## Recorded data
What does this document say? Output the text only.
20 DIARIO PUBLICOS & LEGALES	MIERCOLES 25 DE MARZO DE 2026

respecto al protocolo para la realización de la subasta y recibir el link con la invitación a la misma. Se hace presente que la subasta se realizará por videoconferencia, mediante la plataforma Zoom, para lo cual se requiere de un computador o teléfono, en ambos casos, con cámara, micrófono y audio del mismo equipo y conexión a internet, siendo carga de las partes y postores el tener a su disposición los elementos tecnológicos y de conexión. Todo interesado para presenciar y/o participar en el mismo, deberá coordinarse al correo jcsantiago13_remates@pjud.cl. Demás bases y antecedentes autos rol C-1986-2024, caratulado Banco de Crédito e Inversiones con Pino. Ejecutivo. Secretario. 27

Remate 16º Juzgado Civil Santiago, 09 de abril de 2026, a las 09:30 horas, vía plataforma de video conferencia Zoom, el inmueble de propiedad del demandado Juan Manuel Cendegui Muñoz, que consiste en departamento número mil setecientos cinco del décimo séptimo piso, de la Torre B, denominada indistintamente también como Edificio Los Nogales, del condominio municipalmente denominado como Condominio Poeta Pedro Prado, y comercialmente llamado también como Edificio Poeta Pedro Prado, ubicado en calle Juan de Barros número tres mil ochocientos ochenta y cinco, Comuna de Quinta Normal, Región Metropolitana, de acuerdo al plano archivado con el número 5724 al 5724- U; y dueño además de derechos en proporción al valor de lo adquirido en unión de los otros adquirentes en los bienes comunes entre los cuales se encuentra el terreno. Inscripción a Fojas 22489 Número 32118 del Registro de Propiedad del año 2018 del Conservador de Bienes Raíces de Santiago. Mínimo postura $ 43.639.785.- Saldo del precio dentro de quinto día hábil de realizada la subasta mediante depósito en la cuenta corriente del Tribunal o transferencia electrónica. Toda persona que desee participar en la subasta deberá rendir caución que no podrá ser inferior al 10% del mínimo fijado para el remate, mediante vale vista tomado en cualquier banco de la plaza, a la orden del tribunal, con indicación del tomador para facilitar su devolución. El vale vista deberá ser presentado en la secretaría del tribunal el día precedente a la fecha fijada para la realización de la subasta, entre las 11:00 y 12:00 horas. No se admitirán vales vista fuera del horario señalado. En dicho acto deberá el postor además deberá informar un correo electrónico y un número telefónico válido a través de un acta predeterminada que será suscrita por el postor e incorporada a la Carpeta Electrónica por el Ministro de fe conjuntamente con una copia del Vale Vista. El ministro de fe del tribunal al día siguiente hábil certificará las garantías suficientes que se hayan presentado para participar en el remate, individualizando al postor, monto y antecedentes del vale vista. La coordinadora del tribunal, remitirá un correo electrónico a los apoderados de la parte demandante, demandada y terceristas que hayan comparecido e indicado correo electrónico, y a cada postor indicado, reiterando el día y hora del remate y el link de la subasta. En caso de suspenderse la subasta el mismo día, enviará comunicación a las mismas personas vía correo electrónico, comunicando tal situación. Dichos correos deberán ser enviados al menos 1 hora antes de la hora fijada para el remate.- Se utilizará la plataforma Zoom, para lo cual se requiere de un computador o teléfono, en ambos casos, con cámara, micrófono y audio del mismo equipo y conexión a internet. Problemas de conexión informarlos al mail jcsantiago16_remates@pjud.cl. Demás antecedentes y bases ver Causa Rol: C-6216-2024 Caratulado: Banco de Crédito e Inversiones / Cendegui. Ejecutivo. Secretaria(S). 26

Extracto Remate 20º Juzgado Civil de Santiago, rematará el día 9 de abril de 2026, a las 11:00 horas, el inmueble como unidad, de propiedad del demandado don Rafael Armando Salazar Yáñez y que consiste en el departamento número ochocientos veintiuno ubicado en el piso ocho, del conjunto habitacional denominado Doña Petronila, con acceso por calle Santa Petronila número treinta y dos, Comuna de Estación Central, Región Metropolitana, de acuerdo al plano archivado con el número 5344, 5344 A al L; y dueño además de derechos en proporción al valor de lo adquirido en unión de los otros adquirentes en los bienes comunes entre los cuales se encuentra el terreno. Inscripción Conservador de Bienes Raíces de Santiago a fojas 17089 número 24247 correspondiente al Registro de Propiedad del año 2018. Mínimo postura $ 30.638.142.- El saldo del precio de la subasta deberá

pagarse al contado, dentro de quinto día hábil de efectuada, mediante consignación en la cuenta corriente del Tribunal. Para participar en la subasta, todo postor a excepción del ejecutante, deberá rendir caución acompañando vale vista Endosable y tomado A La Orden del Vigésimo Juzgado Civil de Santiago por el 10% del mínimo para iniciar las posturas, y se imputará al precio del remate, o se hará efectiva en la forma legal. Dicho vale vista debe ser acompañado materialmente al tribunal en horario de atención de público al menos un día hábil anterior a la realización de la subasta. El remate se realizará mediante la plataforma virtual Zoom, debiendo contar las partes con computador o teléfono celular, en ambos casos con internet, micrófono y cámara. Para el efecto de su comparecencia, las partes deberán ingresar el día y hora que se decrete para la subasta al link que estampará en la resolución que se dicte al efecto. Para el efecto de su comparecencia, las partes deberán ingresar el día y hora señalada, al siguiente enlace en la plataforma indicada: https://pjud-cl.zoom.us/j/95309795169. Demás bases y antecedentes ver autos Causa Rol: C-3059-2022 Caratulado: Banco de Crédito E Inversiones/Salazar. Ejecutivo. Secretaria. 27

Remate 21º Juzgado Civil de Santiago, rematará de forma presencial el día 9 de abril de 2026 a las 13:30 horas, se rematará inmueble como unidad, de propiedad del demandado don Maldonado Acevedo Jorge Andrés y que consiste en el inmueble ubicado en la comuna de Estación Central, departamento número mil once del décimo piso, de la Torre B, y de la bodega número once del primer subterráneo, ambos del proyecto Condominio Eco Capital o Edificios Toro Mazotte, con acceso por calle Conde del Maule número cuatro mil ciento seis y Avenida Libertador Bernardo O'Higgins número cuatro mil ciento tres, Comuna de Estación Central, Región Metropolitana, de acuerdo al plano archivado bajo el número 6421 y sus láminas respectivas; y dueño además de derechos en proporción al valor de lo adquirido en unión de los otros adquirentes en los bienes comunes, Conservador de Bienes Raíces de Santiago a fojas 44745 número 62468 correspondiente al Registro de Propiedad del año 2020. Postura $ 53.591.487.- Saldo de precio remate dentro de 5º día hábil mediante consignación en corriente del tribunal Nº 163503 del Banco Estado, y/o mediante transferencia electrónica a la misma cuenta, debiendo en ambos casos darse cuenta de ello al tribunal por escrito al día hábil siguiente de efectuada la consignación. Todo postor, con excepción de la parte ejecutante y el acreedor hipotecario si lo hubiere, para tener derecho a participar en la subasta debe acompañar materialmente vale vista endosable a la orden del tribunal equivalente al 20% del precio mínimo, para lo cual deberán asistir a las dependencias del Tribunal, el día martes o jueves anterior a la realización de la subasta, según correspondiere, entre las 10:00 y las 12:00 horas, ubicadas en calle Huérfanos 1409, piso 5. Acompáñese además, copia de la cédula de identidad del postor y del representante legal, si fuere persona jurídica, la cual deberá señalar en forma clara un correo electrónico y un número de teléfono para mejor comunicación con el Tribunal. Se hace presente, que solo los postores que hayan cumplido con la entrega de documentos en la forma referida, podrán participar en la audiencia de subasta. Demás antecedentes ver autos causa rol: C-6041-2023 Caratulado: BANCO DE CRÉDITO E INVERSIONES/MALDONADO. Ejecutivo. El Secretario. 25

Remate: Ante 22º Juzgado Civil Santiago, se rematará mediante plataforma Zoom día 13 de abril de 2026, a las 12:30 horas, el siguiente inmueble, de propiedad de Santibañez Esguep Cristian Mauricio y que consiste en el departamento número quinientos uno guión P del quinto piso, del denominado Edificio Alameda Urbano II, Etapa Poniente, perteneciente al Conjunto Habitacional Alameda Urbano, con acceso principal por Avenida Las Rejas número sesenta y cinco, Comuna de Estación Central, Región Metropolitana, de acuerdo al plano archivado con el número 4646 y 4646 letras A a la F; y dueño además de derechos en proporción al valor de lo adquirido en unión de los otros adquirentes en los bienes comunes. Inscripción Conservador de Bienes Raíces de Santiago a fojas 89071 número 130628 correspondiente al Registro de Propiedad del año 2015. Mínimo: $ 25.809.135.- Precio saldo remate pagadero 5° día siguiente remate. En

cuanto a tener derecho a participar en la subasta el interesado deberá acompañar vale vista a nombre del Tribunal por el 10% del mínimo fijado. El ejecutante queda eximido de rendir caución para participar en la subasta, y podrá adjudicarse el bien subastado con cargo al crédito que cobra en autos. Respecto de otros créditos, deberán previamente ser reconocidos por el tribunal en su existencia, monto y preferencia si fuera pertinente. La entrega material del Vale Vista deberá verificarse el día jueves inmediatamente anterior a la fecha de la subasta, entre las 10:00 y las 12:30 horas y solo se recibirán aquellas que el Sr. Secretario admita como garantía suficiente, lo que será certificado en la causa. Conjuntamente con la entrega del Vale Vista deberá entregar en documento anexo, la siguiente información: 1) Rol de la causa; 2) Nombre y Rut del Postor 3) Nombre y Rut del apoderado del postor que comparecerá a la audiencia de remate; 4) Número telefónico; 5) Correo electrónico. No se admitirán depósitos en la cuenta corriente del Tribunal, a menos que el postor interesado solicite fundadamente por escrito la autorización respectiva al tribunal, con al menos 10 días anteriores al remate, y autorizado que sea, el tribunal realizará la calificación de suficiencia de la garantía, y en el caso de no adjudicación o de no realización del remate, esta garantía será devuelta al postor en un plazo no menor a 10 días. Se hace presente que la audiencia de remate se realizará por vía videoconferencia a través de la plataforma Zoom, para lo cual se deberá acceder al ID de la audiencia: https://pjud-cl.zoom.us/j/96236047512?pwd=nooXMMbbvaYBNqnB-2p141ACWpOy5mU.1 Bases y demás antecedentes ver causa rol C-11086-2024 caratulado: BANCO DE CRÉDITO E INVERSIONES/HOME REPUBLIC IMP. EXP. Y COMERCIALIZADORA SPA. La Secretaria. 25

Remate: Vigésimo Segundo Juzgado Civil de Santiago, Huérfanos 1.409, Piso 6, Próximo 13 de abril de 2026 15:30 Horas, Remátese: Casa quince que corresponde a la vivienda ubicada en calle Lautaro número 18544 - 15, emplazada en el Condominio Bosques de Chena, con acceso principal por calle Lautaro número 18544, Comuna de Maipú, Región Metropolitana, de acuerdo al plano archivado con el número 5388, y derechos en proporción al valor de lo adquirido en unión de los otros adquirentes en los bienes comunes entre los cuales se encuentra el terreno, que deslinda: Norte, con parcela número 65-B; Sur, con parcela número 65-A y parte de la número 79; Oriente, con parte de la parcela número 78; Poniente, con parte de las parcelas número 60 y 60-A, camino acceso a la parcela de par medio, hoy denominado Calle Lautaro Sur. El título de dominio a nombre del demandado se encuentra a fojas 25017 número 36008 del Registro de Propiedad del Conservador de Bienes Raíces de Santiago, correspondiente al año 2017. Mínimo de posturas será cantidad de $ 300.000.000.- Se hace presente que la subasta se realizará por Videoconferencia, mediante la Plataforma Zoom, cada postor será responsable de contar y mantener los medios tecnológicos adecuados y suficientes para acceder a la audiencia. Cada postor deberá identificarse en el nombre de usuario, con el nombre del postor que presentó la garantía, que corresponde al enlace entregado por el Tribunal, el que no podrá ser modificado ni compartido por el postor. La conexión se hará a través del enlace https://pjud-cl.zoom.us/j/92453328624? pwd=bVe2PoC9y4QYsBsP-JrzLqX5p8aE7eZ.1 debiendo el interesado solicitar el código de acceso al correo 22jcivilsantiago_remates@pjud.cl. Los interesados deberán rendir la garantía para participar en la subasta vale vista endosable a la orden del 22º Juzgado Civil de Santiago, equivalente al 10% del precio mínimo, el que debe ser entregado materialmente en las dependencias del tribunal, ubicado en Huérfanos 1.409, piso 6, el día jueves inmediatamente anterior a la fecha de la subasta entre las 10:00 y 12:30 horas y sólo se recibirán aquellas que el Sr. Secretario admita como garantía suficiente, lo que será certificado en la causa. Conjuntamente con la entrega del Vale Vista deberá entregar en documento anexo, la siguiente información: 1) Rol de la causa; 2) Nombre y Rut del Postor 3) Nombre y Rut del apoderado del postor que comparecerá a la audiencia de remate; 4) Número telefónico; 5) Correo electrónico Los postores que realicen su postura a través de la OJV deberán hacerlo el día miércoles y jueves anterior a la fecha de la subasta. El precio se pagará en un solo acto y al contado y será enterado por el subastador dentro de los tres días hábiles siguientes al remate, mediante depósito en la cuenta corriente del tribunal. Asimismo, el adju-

## Task
Pick out all the lines with the word "partes" in them and copy them.

## Final answer
respecto al protocolo para la realización de la subasta y recibir el link con la invitación a la misma. Se hace presente que la subasta se realizará por videoconferencia, mediante la plataforma Zoom, para lo cual se requiere de un computador o teléfono, en ambos casos, con cámara, micrófono y audio del mismo equipo y conexión a internet, siendo carga de las partes y postores el tener a su disposición los elementos tecnológicos y de conexión. Todo interesado para presenciar y/o participar en el mismo, deberá coordinarse al correo jcsantiago13_remates@pjud.cl. Demás bases y antecedentes autos rol C-1986-2024, caratulado Banco de Crédito e Inversiones con Pino. Ejecutivo. Secretario. 27
pagarse al contado, dentro de quinto día hábil de efectuada, mediante consignación en la cuenta corriente del Tribunal. Para participar en la subasta, todo postor a excepción del ejecutante, deberá rendir caución acompañando vale vista Endosable y tomado A La Orden del Vigésimo Juzgado Civil de Santiago por el 10% del mínimo para iniciar las posturas, y se imputará al precio del remate, o se hará efectiva en la forma legal. Dicho vale vista debe ser acompañado materialmente al tribunal en horario de atención de público al menos un día hábil anterior a la realización de la subasta. El remate se realizará mediante la plataforma virtual Zoom, debiendo contar las partes con computador o teléfono celular, en ambos casos con internet, micrófono y cámara. Para el efecto de su comparecencia, las partes deberán ingresar el día y hora que se decrete para la subasta al link que estampará en la resolución que se dicte al efecto. Para el efecto de su comparecencia, las partes deberán ingresar el día y hora señalada, al siguiente enlace en la plataforma indicada: https://pjud-cl.zoom.us/j/95309795169. Demás bases y antecedentes ver autos Causa Rol: C-3059-2022 Caratulado: Banco de Crédito E Inversiones/Salazar. Ejecutivo. Secretaria. 27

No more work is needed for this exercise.